Check each line of the entries below for the string "name"; copy every line where it appears.

-- Start Provided data --

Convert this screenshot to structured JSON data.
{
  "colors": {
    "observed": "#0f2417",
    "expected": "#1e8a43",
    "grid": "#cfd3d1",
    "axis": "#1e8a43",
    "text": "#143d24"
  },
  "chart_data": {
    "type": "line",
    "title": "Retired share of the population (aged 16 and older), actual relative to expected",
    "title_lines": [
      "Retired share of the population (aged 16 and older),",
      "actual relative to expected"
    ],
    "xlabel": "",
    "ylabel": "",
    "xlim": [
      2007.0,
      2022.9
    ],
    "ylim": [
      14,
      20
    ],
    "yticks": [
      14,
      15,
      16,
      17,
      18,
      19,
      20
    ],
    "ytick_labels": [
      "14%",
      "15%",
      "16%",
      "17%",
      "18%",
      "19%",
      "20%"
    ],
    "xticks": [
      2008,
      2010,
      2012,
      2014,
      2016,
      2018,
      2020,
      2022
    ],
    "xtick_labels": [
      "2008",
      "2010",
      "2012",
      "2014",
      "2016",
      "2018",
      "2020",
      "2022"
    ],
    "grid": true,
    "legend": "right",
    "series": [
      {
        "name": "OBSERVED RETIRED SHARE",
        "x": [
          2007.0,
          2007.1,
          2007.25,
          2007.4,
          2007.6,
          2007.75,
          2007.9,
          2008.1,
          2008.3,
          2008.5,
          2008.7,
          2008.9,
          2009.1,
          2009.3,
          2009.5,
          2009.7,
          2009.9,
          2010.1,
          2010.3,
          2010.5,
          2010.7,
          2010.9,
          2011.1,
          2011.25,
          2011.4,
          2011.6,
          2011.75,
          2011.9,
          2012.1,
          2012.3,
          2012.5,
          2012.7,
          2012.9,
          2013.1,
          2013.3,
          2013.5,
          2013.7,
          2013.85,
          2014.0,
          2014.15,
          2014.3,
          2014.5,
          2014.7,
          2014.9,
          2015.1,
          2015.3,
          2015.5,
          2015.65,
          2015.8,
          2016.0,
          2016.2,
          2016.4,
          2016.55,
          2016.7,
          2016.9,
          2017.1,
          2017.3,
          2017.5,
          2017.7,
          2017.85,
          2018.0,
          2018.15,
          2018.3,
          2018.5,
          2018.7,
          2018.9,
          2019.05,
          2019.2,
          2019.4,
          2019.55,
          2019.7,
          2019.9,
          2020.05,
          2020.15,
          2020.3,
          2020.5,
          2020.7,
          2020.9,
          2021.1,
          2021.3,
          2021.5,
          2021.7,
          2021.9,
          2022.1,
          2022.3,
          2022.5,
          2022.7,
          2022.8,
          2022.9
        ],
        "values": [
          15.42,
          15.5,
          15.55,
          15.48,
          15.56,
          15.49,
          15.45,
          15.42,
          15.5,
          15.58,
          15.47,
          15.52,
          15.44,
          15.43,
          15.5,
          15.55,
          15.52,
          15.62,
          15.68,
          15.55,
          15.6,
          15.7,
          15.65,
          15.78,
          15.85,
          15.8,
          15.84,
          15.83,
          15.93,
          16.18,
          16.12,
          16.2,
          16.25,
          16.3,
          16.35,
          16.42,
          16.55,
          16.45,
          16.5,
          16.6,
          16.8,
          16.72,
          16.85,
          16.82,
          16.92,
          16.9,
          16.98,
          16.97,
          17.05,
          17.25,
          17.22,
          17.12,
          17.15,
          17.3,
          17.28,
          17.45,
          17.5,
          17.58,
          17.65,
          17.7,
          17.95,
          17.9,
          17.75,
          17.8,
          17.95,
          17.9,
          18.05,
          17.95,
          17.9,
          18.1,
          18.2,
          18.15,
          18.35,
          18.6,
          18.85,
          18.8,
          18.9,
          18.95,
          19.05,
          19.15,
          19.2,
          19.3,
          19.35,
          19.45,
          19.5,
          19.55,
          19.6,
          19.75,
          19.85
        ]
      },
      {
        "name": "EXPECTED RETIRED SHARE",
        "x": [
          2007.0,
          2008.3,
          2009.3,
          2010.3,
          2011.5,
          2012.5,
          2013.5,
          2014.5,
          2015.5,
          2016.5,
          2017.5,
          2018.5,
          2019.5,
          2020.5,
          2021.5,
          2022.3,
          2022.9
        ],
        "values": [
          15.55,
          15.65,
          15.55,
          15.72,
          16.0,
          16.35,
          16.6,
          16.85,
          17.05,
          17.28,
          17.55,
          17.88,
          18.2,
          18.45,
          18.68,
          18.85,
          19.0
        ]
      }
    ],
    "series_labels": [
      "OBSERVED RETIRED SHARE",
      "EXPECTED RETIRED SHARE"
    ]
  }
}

-- End Provided data --

* Finished task:
        "name": "OBSERVED RETIRED SHARE",
        "name": "EXPECTED RETIRED SHARE",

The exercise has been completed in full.